- _EXERCISE PROMPT_: What follows is a set of entries. Repeat them exactly, but not their pictures.

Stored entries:
+--
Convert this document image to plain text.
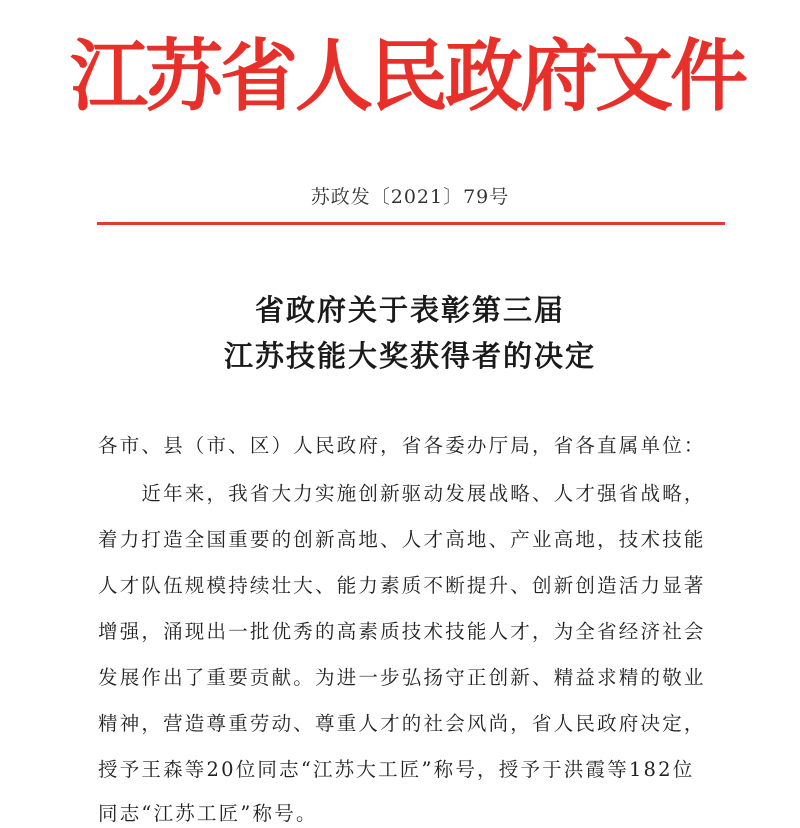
江苏省人民政府文件
苏政发〔2021〕79号
省政府关于表彰第三届
江苏技能大奖获得者的决定
各市、县（市、区）人民政府，省各委办厅局，省各直属单位：
　　近年来，我省大力实施创新驱动发展战略、人才强省战略，
着力打造全国重要的创新高地、人才高地、产业高地，技术技能
人才队伍规模持续壮大、能力素质不断提升、创新创造活力显著
增强，涌现出一批优秀的高素质技术技能人才，为全省经济社会
发展作出了重要贡献。为进一步弘扬守正创新、精益求精的敬业
精神，营造尊重劳动、尊重人才的社会风尚，省人民政府决定，
授予王森等20位同志“江苏大工匠”称号，授予于洪霞等182位
同志“江苏工匠”称号。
+--
- _RESPONSE TO THIS EXERCISE_:
Convert this document image to plain text.
江苏省人民政府文件
苏政发〔2021〕79号
省政府关于表彰第三届
江苏技能大奖获得者的决定
各市、县（市、区）人民政府，省各委办厅局，省各直属单位：
　　近年来，我省大力实施创新驱动发展战略、人才强省战略，
着力打造全国重要的创新高地、人才高地、产业高地，技术技能
人才队伍规模持续壮大、能力素质不断提升、创新创造活力显著
增强，涌现出一批优秀的高素质技术技能人才，为全省经济社会
发展作出了重要贡献。为进一步弘扬守正创新、精益求精的敬业
精神，营造尊重劳动、尊重人才的社会风尚，省人民政府决定，
授予王森等20位同志“江苏大工匠”称号，授予于洪霞等182位
同志“江苏工匠”称号。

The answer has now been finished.